Challenge: Find the lines of data that contain the string "screenshot", then list them.

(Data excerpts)
**********

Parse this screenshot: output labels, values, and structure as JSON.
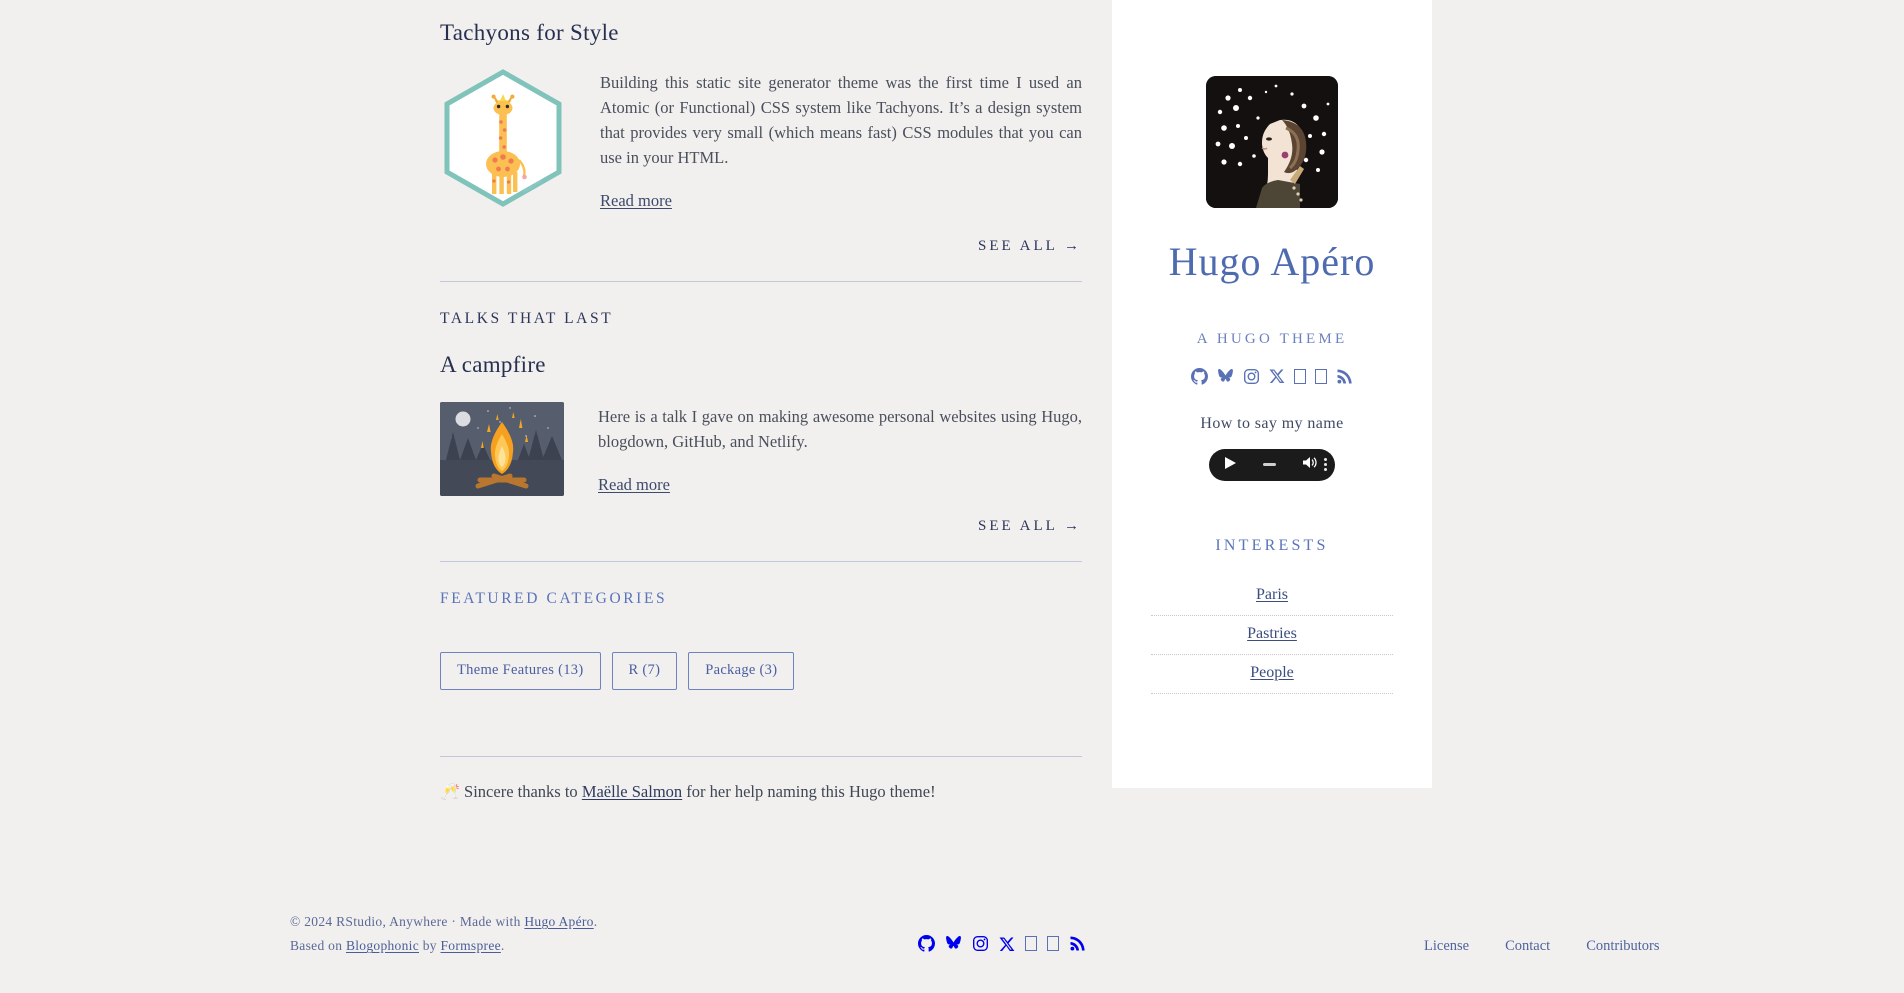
{
  "sidebar": {
    "avatar_alt": "art-deco-woman-portrait",
    "title": "Hugo Apéro",
    "subtitle": "A HUGO THEME",
    "social": [
      {
        "name": "github-icon",
        "label": "GitHub"
      },
      {
        "name": "bluesky-icon",
        "label": "Bluesky"
      },
      {
        "name": "instagram-icon",
        "label": "Instagram"
      },
      {
        "name": "x-twitter-icon",
        "label": "X"
      },
      {
        "name": "missing-glyph-icon",
        "label": ""
      },
      {
        "name": "missing-glyph-icon",
        "label": ""
      },
      {
        "name": "rss-icon",
        "label": "RSS"
      }
    ],
    "audio_label": "How to say my name",
    "audio_controls": {
      "play": "play-button",
      "progress": "progress-bar",
      "volume": "volume-button",
      "menu": "more-options-button"
    },
    "interests_heading": "INTERESTS",
    "interests": [
      "Paris",
      "Pastries",
      "People"
    ]
  },
  "main": {
    "blog_post": {
      "title": "Tachyons for Style",
      "thumb": "giraffe-hexagon-logo",
      "summary": "Building this static site generator theme was the first time I used an Atomic (or Functional) CSS system like Tachyons. It’s a design system that provides very small (which means fast) CSS modules that you can use in your HTML.",
      "read_more": "Read more"
    },
    "blog_see_all": "SEE ALL  →",
    "talks_heading": "TALKS THAT LAST",
    "talk": {
      "title": "A campfire",
      "thumb": "campfire-illustration",
      "summary": "Here is a talk I gave on making awesome personal websites using Hugo, blogdown, GitHub, and Netlify.",
      "read_more": "Read more"
    },
    "talks_see_all": "SEE ALL  →",
    "categories_heading": "FEATURED CATEGORIES",
    "categories": [
      {
        "label": "Theme Features (13)"
      },
      {
        "label": "R (7)"
      },
      {
        "label": "Package (3)"
      }
    ],
    "thanks": {
      "emoji": "🥂",
      "before": " Sincere thanks to ",
      "link": "Maëlle Salmon",
      "after": " for her help naming this Hugo theme!"
    }
  },
  "footer": {
    "copyright_prefix": "© 2024 RStudio, Anywhere  ·  Made with ",
    "made_with_link": "Hugo Apéro",
    "copyright_suffix": ".",
    "based_prefix": "Based on ",
    "based_link": "Blogophonic",
    "based_mid": " by ",
    "based_link2": "Formspree",
    "based_suffix": ".",
    "social": [
      {
        "name": "github-icon"
      },
      {
        "name": "bluesky-icon"
      },
      {
        "name": "instagram-icon"
      },
      {
        "name": "x-twitter-icon"
      },
      {
        "name": "missing-glyph-icon"
      },
      {
        "name": "missing-glyph-icon"
      },
      {
        "name": "rss-icon"
      }
    ],
    "links": [
      "License",
      "Contact",
      "Contributors"
    ]
  },
  "colors": {
    "page_bg": "#f1f0ee",
    "panel_bg": "#ffffff",
    "accent_blue": "#4f6bb0",
    "text_dark": "#27304f",
    "hex_teal": "#7fc3bb"
  }
}
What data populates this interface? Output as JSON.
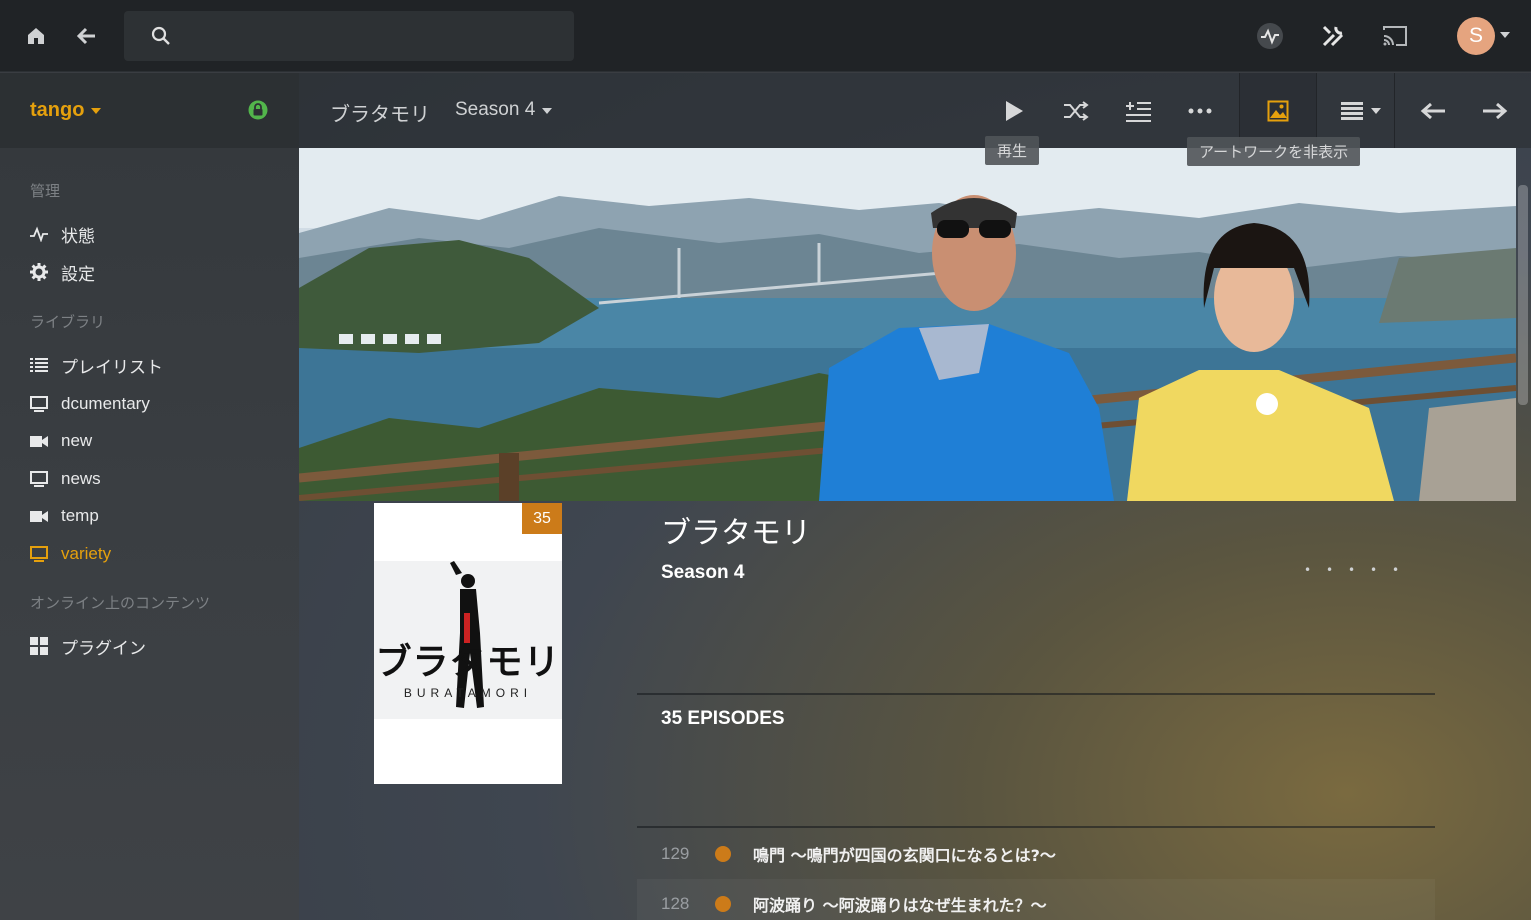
{
  "topbar": {
    "search_placeholder": "",
    "avatar_letter": "S",
    "icons": [
      "home-icon",
      "back-arrow-icon",
      "search-icon",
      "activity-icon",
      "tools-icon",
      "cast-icon"
    ]
  },
  "sidebar": {
    "server_name": "tango",
    "sections": {
      "manage": "管理",
      "library": "ライブラリ",
      "online": "オンライン上のコンテンツ"
    },
    "manage_items": [
      {
        "label": "状態",
        "icon": "activity-icon"
      },
      {
        "label": "設定",
        "icon": "gear-icon"
      }
    ],
    "library_items": [
      {
        "label": "プレイリスト",
        "icon": "list-icon"
      },
      {
        "label": "dcumentary",
        "icon": "tv-icon"
      },
      {
        "label": "new",
        "icon": "video-camera-icon"
      },
      {
        "label": "news",
        "icon": "tv-icon"
      },
      {
        "label": "temp",
        "icon": "video-camera-icon"
      },
      {
        "label": "variety",
        "icon": "tv-icon",
        "active": true
      }
    ],
    "online_items": [
      {
        "label": "プラグイン",
        "icon": "grid-icon"
      }
    ]
  },
  "header": {
    "breadcrumb_title": "ブラタモリ",
    "breadcrumb_season": "Season 4",
    "tooltip_play": "再生",
    "tooltip_artwork": "アートワークを非表示"
  },
  "details": {
    "poster_badge": "35",
    "poster_logo_text": "ブラタモリ",
    "poster_logo_sub": "BURATAMORI",
    "title": "ブラタモリ",
    "season": "Season 4",
    "episodes_heading": "35 EPISODES",
    "episodes": [
      {
        "number": "129",
        "title": "鳴門 ～鳴門が四国の玄関口になるとは?～"
      },
      {
        "number": "128",
        "title": "阿波踊り ～阿波踊りはなぜ生まれた？～"
      }
    ]
  },
  "colors": {
    "accent": "#e5a00d",
    "topbar_bg": "#202326",
    "badge": "#cc7b19",
    "avatar": "#e5a47f",
    "lock": "#52b54b"
  }
}
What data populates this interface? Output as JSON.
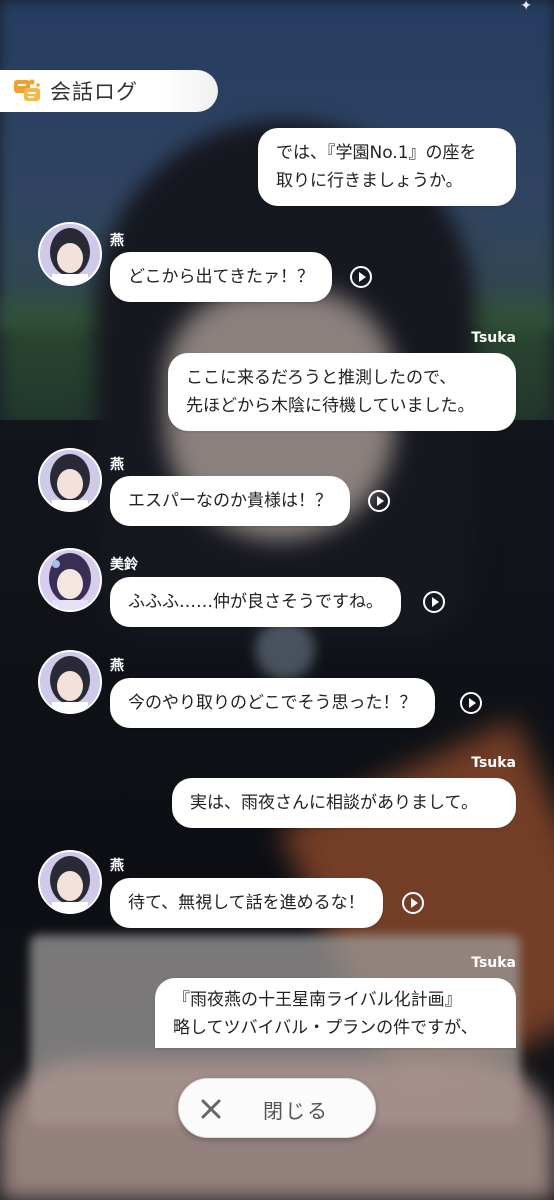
{
  "header": {
    "title": "会話ログ"
  },
  "messages": [
    {
      "side": "right",
      "speaker": "",
      "lines": [
        "では、『学園No.1』の座を",
        "取りに行きましょうか。"
      ]
    },
    {
      "side": "left",
      "speaker": "燕",
      "text": "どこから出てきたァ！？"
    },
    {
      "side": "right",
      "speaker": "Tsuka",
      "lines": [
        "ここに来るだろうと推測したので、",
        "先ほどから木陰に待機していました。"
      ]
    },
    {
      "side": "left",
      "speaker": "燕",
      "text": "エスパーなのか貴様は！？"
    },
    {
      "side": "left",
      "speaker": "美鈴",
      "text": "ふふふ……仲が良さそうですね。"
    },
    {
      "side": "left",
      "speaker": "燕",
      "text": "今のやり取りのどこでそう思った！？"
    },
    {
      "side": "right",
      "speaker": "Tsuka",
      "lines": [
        "実は、雨夜さんに相談がありまして。"
      ]
    },
    {
      "side": "left",
      "speaker": "燕",
      "text": "待て、無視して話を進めるな！"
    },
    {
      "side": "right",
      "speaker": "Tsuka",
      "lines": [
        "『雨夜燕の十王星南ライバル化計画』",
        "略してツバイバル・プランの件ですが、"
      ]
    }
  ],
  "close_button": {
    "label": "閉じる"
  },
  "colors": {
    "bubble": "#ffffff",
    "logo": "#f0a030",
    "avatar_bg": "#cdc8e8"
  },
  "icons": {
    "header": "chat-log-icon",
    "play": "play-voice-icon",
    "close": "close-icon"
  }
}
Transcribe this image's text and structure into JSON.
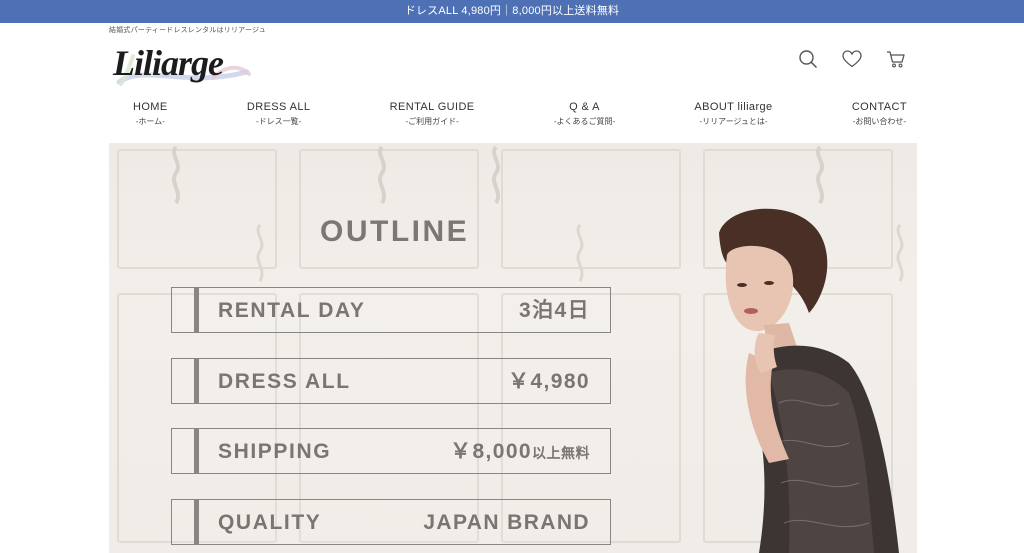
{
  "announcement": "ドレスALL 4,980円｜8,000円以上送料無料",
  "tagline": "結婚式パーティードレスレンタルはリリアージュ",
  "logo": {
    "text": "Liliarge"
  },
  "header_icons": [
    "search-icon",
    "heart-icon",
    "cart-icon"
  ],
  "nav": [
    {
      "en": "HOME",
      "jp": "-ホーム-"
    },
    {
      "en": "DRESS ALL",
      "jp": "-ドレス一覧-"
    },
    {
      "en": "RENTAL GUIDE",
      "jp": "-ご利用ガイド-"
    },
    {
      "en": "Q & A",
      "jp": "-よくあるご質問-"
    },
    {
      "en": "ABOUT liliarge",
      "jp": "-リリアージュとは-"
    },
    {
      "en": "CONTACT",
      "jp": "-お問い合わせ-"
    }
  ],
  "hero": {
    "title": "OUTLINE",
    "rows": [
      {
        "label": "RENTAL DAY",
        "value": "3泊4日",
        "suffix": ""
      },
      {
        "label": "DRESS ALL",
        "value": "￥4,980",
        "suffix": ""
      },
      {
        "label": "SHIPPING",
        "value": "￥8,000",
        "suffix": "以上無料"
      },
      {
        "label": "QUALITY",
        "value": "JAPAN BRAND",
        "suffix": ""
      }
    ]
  },
  "colors": {
    "announcement_bg": "#4e71b5",
    "hero_text": "#7a7472",
    "hero_bg": "#eeeae5"
  }
}
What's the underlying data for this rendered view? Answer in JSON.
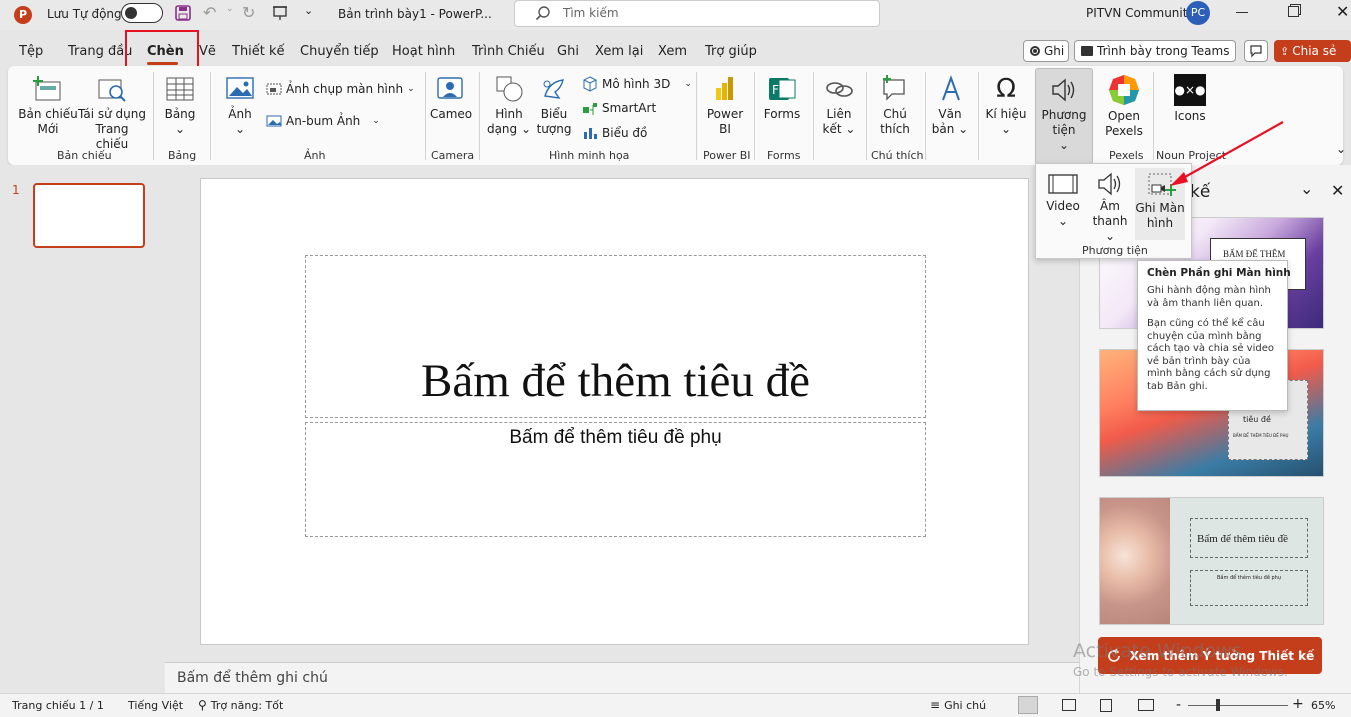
{
  "titlebar": {
    "autosave_label": "Lưu Tự động",
    "doc_title": "Bản trình bày1  -  PowerP...",
    "search_placeholder": "Tìm kiếm",
    "account_name": "PITVN Community",
    "avatar_initials": "PC"
  },
  "tabs": [
    "Tệp",
    "Trang đầu",
    "Chèn",
    "Vẽ",
    "Thiết kế",
    "Chuyển tiếp",
    "Hoạt hình",
    "Trình Chiếu",
    "Ghi",
    "Xem lại",
    "Xem",
    "Trợ giúp"
  ],
  "tab_actions": {
    "record": "Ghi",
    "teams": "Trình bày trong Teams",
    "share": "Chia sẻ"
  },
  "ribbon": {
    "new_slide": "Bản chiếu Mới",
    "reuse_slides": "Tái sử dụng Trang chiếu",
    "table": "Bảng",
    "pictures": "Ảnh",
    "screenshot": "Ảnh chụp màn hình",
    "photo_album": "An-bum Ảnh",
    "cameo": "Cameo",
    "shapes": "Hình dạng",
    "icons": "Biểu tượng",
    "model3d": "Mô hình 3D",
    "smartart": "SmartArt",
    "chart": "Biểu đồ",
    "powerbi": "Power BI",
    "forms": "Forms",
    "link": "Liên kết",
    "comment": "Chú thích",
    "text": "Văn bản",
    "symbols": "Kí hiệu",
    "media": "Phương tiện",
    "open_pexels": "Open Pexels",
    "noun_icons": "Icons",
    "groups": {
      "slides": "Bản chiếu",
      "tables": "Bảng",
      "images": "Ảnh",
      "camera": "Camera",
      "illustrations": "Hình minh họa",
      "powerbi": "Power BI",
      "forms": "Forms",
      "comments": "Chú thích",
      "pexels": "Pexels",
      "noun": "Noun Project"
    }
  },
  "media_dropdown": {
    "video": "Video",
    "audio": "Âm thanh",
    "screen_recording": "Ghi Màn hình",
    "group": "Phương tiện"
  },
  "tooltip": {
    "title": "Chèn Phần ghi Màn hình",
    "line1": "Ghi hành động màn hình và âm thanh liên quan.",
    "line2": "Bạn cũng có thể kể câu chuyện của mình bằng cách tạo và chia sẻ video về bản trình bày của mình bằng cách sử dụng tab Bản ghi."
  },
  "thumbnail_number": "1",
  "slide": {
    "title": "Bấm để thêm tiêu đề",
    "subtitle": "Bấm để thêm tiêu đề phụ"
  },
  "notes_placeholder": "Bấm để thêm ghi chú",
  "designer": {
    "title_fragment": "kế",
    "d1_title": "BẤM ĐỂ THÊM",
    "d2_title": "tiêu đề",
    "d2_sub": "BẤM ĐỂ THÊM TIÊU ĐỀ PHỤ",
    "d3_title": "Bấm để thêm tiêu đề",
    "d3_sub": "Bấm để thêm tiêu đề phụ",
    "more_button": "Xem thêm Ý tưởng Thiết kế"
  },
  "watermark": {
    "line1": "Activate Windows",
    "line2": "Go to Settings to activate Windows."
  },
  "statusbar": {
    "slide_info": "Trang chiếu 1 / 1",
    "language": "Tiếng Việt",
    "accessibility": "Trợ năng: Tốt",
    "notes": "Ghi chú",
    "zoom": "65%",
    "minus": "-",
    "plus": "+"
  },
  "colors": {
    "accent": "#c43e1c",
    "highlight": "#e81123",
    "window_bg": "#e6e6e6",
    "ribbon_bg": "#fafafa"
  }
}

**********

Exercise solution:
Parse this screenshot: output labels, values, and structure as JSON.
    "screenshot": "Ảnh chụp màn hình",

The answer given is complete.